Start
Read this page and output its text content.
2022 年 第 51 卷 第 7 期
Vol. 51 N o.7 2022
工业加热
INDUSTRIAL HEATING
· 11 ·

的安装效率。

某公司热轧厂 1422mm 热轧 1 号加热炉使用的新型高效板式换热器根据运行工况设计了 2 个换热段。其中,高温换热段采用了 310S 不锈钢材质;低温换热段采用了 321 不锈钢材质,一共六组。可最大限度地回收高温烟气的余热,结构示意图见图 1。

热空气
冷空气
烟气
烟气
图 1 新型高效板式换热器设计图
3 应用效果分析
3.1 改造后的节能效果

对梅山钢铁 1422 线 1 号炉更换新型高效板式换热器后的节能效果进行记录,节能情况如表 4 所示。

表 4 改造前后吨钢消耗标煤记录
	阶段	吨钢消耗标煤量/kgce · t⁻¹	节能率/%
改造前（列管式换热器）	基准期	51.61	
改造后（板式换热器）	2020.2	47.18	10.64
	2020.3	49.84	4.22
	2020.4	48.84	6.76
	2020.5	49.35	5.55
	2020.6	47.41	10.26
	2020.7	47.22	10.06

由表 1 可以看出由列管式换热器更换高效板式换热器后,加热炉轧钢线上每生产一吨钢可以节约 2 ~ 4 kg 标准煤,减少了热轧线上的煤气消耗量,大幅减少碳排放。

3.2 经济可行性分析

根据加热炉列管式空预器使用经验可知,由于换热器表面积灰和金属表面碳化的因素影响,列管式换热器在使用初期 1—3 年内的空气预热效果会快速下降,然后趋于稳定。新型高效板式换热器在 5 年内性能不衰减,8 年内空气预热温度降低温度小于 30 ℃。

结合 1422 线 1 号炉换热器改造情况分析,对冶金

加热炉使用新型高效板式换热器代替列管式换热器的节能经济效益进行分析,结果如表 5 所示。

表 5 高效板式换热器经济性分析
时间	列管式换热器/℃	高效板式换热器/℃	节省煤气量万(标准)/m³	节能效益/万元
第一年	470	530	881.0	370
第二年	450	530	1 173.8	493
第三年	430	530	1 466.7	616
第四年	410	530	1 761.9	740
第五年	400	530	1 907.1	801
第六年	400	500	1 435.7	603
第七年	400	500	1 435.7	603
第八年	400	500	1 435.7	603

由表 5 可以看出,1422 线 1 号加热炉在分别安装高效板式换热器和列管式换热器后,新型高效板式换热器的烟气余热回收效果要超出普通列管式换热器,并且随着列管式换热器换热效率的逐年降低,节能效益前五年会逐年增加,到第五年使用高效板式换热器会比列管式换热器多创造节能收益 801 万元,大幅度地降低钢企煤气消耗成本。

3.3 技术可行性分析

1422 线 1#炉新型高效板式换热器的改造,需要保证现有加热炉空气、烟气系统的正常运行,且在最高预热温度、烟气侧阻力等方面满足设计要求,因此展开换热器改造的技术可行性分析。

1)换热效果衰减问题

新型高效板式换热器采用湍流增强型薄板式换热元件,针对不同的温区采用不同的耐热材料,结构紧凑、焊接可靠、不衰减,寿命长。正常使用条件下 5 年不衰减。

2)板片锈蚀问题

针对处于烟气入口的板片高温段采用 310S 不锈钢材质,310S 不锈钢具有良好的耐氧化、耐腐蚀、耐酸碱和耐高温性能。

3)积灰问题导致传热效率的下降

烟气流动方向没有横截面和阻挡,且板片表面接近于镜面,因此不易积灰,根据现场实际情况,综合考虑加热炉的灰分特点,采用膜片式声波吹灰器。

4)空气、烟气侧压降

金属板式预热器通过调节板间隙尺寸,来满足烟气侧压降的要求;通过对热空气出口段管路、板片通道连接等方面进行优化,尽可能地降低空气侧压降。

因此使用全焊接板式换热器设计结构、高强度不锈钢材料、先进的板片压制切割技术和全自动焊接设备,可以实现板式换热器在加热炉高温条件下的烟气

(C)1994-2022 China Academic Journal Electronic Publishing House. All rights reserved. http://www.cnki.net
End
_EXERCISE GOAL:_ Using the listing above, return all lines where the word "不锈钢材质" occurs.

_EXPECTED OUTPUT:_
某公司热轧厂 1422mm 热轧 1 号加热炉使用的新型高效板式换热器根据运行工况设计了 2 个换热段。其中,高温换热段采用了 310S 不锈钢材质;低温换热段采用了 321 不锈钢材质,一共六组。可最大限度地回收高温烟气的余热,结构示意图见图 1。
针对处于烟气入口的板片高温段采用 310S 不锈钢材质,310S 不锈钢具有良好的耐氧化、耐腐蚀、耐酸碱和耐高温性能。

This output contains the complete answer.